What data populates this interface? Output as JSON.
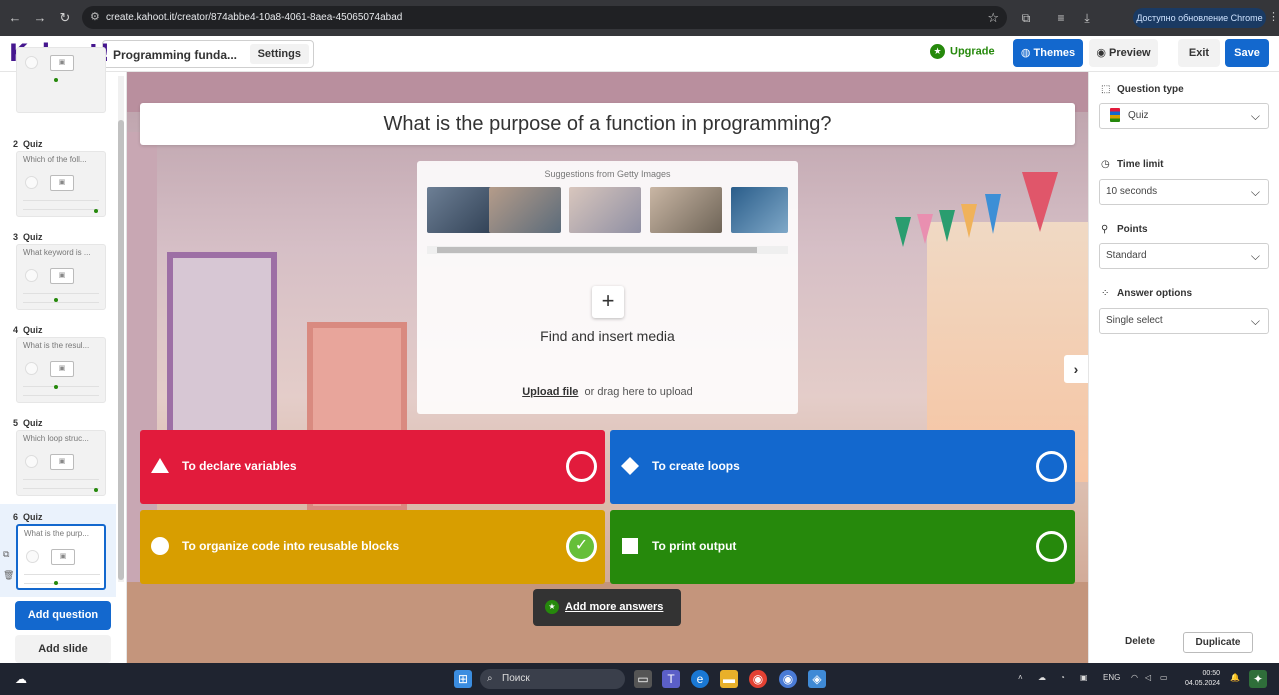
{
  "browser": {
    "url": "create.kahoot.it/creator/874abbe4-10a8-4061-8aea-45065074abad",
    "update_label": "Доступно обновление Chrome"
  },
  "header": {
    "logo": "Kahoot!",
    "quiz_title": "Programming funda...",
    "settings_label": "Settings",
    "upgrade_label": "Upgrade",
    "themes_label": "Themes",
    "preview_label": "Preview",
    "exit_label": "Exit",
    "save_label": "Save"
  },
  "sidebar": {
    "slides": [
      {
        "number": "2",
        "type": "Quiz",
        "question": "Which of the foll..."
      },
      {
        "number": "3",
        "type": "Quiz",
        "question": "What keyword is ..."
      },
      {
        "number": "4",
        "type": "Quiz",
        "question": "What is the resul..."
      },
      {
        "number": "5",
        "type": "Quiz",
        "question": "Which loop struc..."
      },
      {
        "number": "6",
        "type": "Quiz",
        "question": "What is the purp..."
      }
    ],
    "add_question_label": "Add question",
    "add_slide_label": "Add slide"
  },
  "editor": {
    "question": "What is the purpose of a function in programming?",
    "media": {
      "suggestions_label": "Suggestions from Getty Images",
      "find_label": "Find and insert media",
      "upload_link": "Upload file",
      "upload_hint": "or drag here to upload"
    },
    "answers": [
      {
        "text": "To declare variables",
        "shape": "triangle",
        "color": "#e21b3c",
        "correct": false
      },
      {
        "text": "To create loops",
        "shape": "diamond",
        "color": "#1368ce",
        "correct": false
      },
      {
        "text": "To organize code into reusable blocks",
        "shape": "circle",
        "color": "#d89e00",
        "correct": true
      },
      {
        "text": "To print output",
        "shape": "square",
        "color": "#26890c",
        "correct": false
      }
    ],
    "add_more_label": "Add more answers"
  },
  "panel": {
    "question_type_label": "Question type",
    "question_type_value": "Quiz",
    "time_limit_label": "Time limit",
    "time_limit_value": "10 seconds",
    "points_label": "Points",
    "points_value": "Standard",
    "answer_options_label": "Answer options",
    "answer_options_value": "Single select",
    "delete_label": "Delete",
    "duplicate_label": "Duplicate"
  },
  "taskbar": {
    "search_placeholder": "Поиск",
    "lang": "ENG",
    "time": "00:50",
    "date": "04.05.2024"
  }
}
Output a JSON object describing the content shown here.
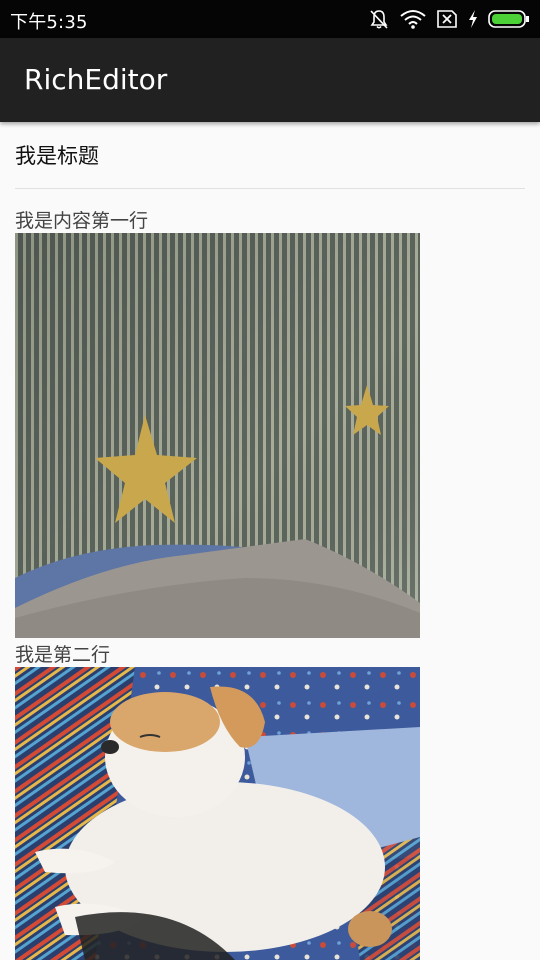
{
  "status_bar": {
    "time": "下午5:35",
    "icons": [
      "bell-muted-icon",
      "wifi-icon",
      "no-sim-icon",
      "charging-icon",
      "battery-icon"
    ],
    "battery_color": "#4cd137"
  },
  "app_bar": {
    "title": "RichEditor",
    "background": "#212121"
  },
  "editor": {
    "title": "我是标题",
    "content": [
      {
        "type": "text",
        "text": "我是内容第一行"
      },
      {
        "type": "image",
        "description": "striped-fabric-with-stars-photo"
      },
      {
        "type": "text",
        "text": "我是第二行"
      },
      {
        "type": "image",
        "description": "sleeping-puppy-photo"
      }
    ]
  }
}
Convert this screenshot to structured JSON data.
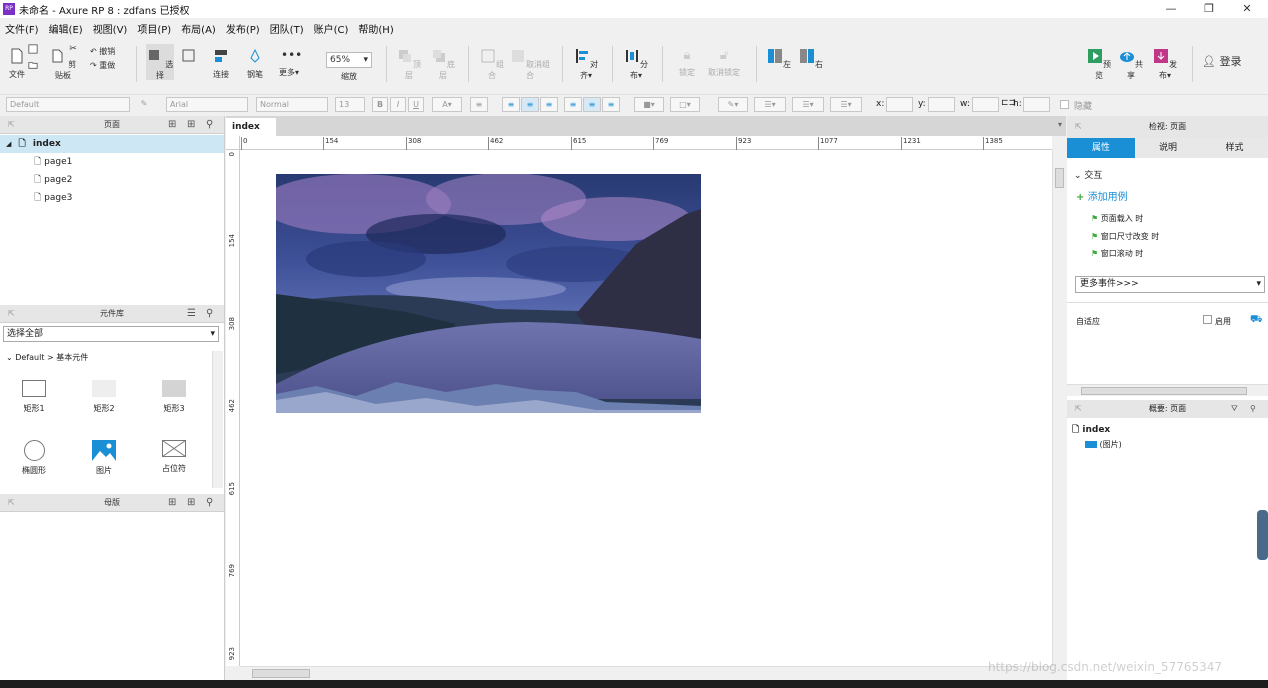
{
  "window": {
    "title": "未命名 - Axure RP 8 : zdfans 已授权",
    "logo": "RP",
    "min": "—",
    "max": "❐",
    "close": "✕"
  },
  "menu": [
    "文件(F)",
    "编辑(E)",
    "视图(V)",
    "项目(P)",
    "布局(A)",
    "发布(P)",
    "团队(T)",
    "账户(C)",
    "帮助(H)"
  ],
  "toolbar": {
    "file": "文件",
    "clipboard": "剪贴板",
    "undo": "撤销",
    "redo": "重做",
    "select": "选择",
    "connect": "连接",
    "pen": "钢笔",
    "more": "更多▾",
    "zoom_value": "65%",
    "zoom_label": "缩放",
    "top": "顶层",
    "bottom": "底层",
    "group": "组合",
    "ungroup": "取消组合",
    "align": "对齐▾",
    "distribute": "分布▾",
    "lock": "锁定",
    "unlock": "取消锁定",
    "left": "左",
    "right": "右",
    "preview": "预览",
    "share": "共享",
    "publish": "发布▾",
    "login": "登录"
  },
  "format": {
    "style": "Default",
    "font": "Arial",
    "weight": "Normal",
    "size": "13",
    "x": "x:",
    "y": "y:",
    "w": "w:",
    "h": "h:",
    "hide": "隐藏"
  },
  "pages_panel": {
    "title": "页面",
    "root": "index",
    "items": [
      "page1",
      "page2",
      "page3"
    ]
  },
  "widgets_panel": {
    "title": "元件库",
    "filter": "选择全部",
    "group": "Default > 基本元件",
    "items": [
      "矩形1",
      "矩形2",
      "矩形3",
      "椭圆形",
      "图片",
      "占位符"
    ]
  },
  "masters_panel": {
    "title": "母版"
  },
  "doc_tab": {
    "label": "index",
    "close": "×"
  },
  "ruler": {
    "h": [
      "0",
      "154",
      "308",
      "462",
      "615",
      "769",
      "923",
      "1077",
      "1231",
      "1385"
    ],
    "v": [
      "0",
      "154",
      "308",
      "462",
      "615",
      "769",
      "923"
    ]
  },
  "inspector": {
    "title": "检视: 页面",
    "tabs": [
      "属性",
      "说明",
      "样式"
    ],
    "section": "交互",
    "add_case": "添加用例",
    "events": [
      "页面载入 时",
      "窗口尺寸改变 时",
      "窗口滚动 时"
    ],
    "more_events": "更多事件>>>",
    "adaptive": "自适应",
    "enable": "启用"
  },
  "outline": {
    "title": "概要: 页面",
    "root": "index",
    "item": "(图片)"
  },
  "watermark": "https://blog.csdn.net/weixin_57765347",
  "colors": {
    "accent": "#1b8fd6",
    "tab_active": "#1b8fd6",
    "green": "#3aa83a"
  }
}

____________________

| Set exercise |
Produce an exact copy of each line of data, skipping embedded images.

| Exercise answer |
What data populates this interface? Output as JSON.
{
  "browser": {
    "url": "create.kahoot.it/creator/874abbe4-10a8-4061-8aea-45065074abad",
    "update_label": "Доступно обновление Chrome"
  },
  "header": {
    "logo": "Kahoot!",
    "quiz_title": "Programming funda...",
    "settings_label": "Settings",
    "upgrade_label": "Upgrade",
    "themes_label": "Themes",
    "preview_label": "Preview",
    "exit_label": "Exit",
    "save_label": "Save"
  },
  "sidebar": {
    "slides": [
      {
        "number": "2",
        "type": "Quiz",
        "question": "Which of the foll..."
      },
      {
        "number": "3",
        "type": "Quiz",
        "question": "What keyword is ..."
      },
      {
        "number": "4",
        "type": "Quiz",
        "question": "What is the resul..."
      },
      {
        "number": "5",
        "type": "Quiz",
        "question": "Which loop struc..."
      },
      {
        "number": "6",
        "type": "Quiz",
        "question": "What is the purp..."
      }
    ],
    "add_question_label": "Add question",
    "add_slide_label": "Add slide"
  },
  "editor": {
    "question": "What is the purpose of a function in programming?",
    "media": {
      "suggestions_label": "Suggestions from Getty Images",
      "find_label": "Find and insert media",
      "upload_link": "Upload file",
      "upload_hint": "or drag here to upload"
    },
    "answers": [
      {
        "text": "To declare variables",
        "shape": "triangle",
        "color": "#e21b3c",
        "correct": false
      },
      {
        "text": "To create loops",
        "shape": "diamond",
        "color": "#1368ce",
        "correct": false
      },
      {
        "text": "To organize code into reusable blocks",
        "shape": "circle",
        "color": "#d89e00",
        "correct": true
      },
      {
        "text": "To print output",
        "shape": "square",
        "color": "#26890c",
        "correct": false
      }
    ],
    "add_more_label": "Add more answers"
  },
  "panel": {
    "question_type_label": "Question type",
    "question_type_value": "Quiz",
    "time_limit_label": "Time limit",
    "time_limit_value": "10 seconds",
    "points_label": "Points",
    "points_value": "Standard",
    "answer_options_label": "Answer options",
    "answer_options_value": "Single select",
    "delete_label": "Delete",
    "duplicate_label": "Duplicate"
  },
  "taskbar": {
    "search_placeholder": "Поиск",
    "lang": "ENG",
    "time": "00:50",
    "date": "04.05.2024"
  }
}
Output a JSON object describing the content shown here.
{
  "status_bar": {
    "time": "下午5:35",
    "icons": [
      "bell-muted-icon",
      "wifi-icon",
      "no-sim-icon",
      "charging-icon",
      "battery-icon"
    ],
    "battery_color": "#4cd137"
  },
  "app_bar": {
    "title": "RichEditor",
    "background": "#212121"
  },
  "editor": {
    "title": "我是标题",
    "content": [
      {
        "type": "text",
        "text": "我是内容第一行"
      },
      {
        "type": "image",
        "description": "striped-fabric-with-stars-photo"
      },
      {
        "type": "text",
        "text": "我是第二行"
      },
      {
        "type": "image",
        "description": "sleeping-puppy-photo"
      }
    ]
  }
}
Convert this screenshot to structured JSON data.
{
  "window": {
    "title": "未命名 - Axure RP 8 : zdfans 已授权",
    "logo": "RP",
    "min": "—",
    "max": "❐",
    "close": "✕"
  },
  "menu": [
    "文件(F)",
    "编辑(E)",
    "视图(V)",
    "项目(P)",
    "布局(A)",
    "发布(P)",
    "团队(T)",
    "账户(C)",
    "帮助(H)"
  ],
  "toolbar": {
    "file": "文件",
    "clipboard": "剪贴板",
    "undo": "撤销",
    "redo": "重做",
    "select": "选择",
    "connect": "连接",
    "pen": "钢笔",
    "more": "更多▾",
    "zoom_value": "65%",
    "zoom_label": "缩放",
    "top": "顶层",
    "bottom": "底层",
    "group": "组合",
    "ungroup": "取消组合",
    "align": "对齐▾",
    "distribute": "分布▾",
    "lock": "锁定",
    "unlock": "取消锁定",
    "left": "左",
    "right": "右",
    "preview": "预览",
    "share": "共享",
    "publish": "发布▾",
    "login": "登录"
  },
  "format": {
    "style": "Default",
    "font": "Arial",
    "weight": "Normal",
    "size": "13",
    "x": "x:",
    "y": "y:",
    "w": "w:",
    "h": "h:",
    "hide": "隐藏"
  },
  "pages_panel": {
    "title": "页面",
    "root": "index",
    "items": [
      "page1",
      "page2",
      "page3"
    ]
  },
  "widgets_panel": {
    "title": "元件库",
    "filter": "选择全部",
    "group": "Default > 基本元件",
    "items": [
      "矩形1",
      "矩形2",
      "矩形3",
      "椭圆形",
      "图片",
      "占位符"
    ]
  },
  "masters_panel": {
    "title": "母版"
  },
  "doc_tab": {
    "label": "index",
    "close": "×"
  },
  "ruler": {
    "h": [
      "0",
      "154",
      "308",
      "462",
      "615",
      "769",
      "923",
      "1077",
      "1231",
      "1385"
    ],
    "v": [
      "0",
      "154",
      "308",
      "462",
      "615",
      "769",
      "923"
    ]
  },
  "inspector": {
    "title": "检视: 页面",
    "tabs": [
      "属性",
      "说明",
      "样式"
    ],
    "section": "交互",
    "add_case": "添加用例",
    "events": [
      "页面载入 时",
      "窗口尺寸改变 时",
      "窗口滚动 时"
    ],
    "more_events": "更多事件>>>",
    "adaptive": "自适应",
    "enable": "启用"
  },
  "outline": {
    "title": "概要: 页面",
    "root": "index",
    "item": "(图片)"
  },
  "watermark": "https://blog.csdn.net/weixin_57765347",
  "colors": {
    "accent": "#1b8fd6",
    "tab_active": "#1b8fd6",
    "green": "#3aa83a"
  }
}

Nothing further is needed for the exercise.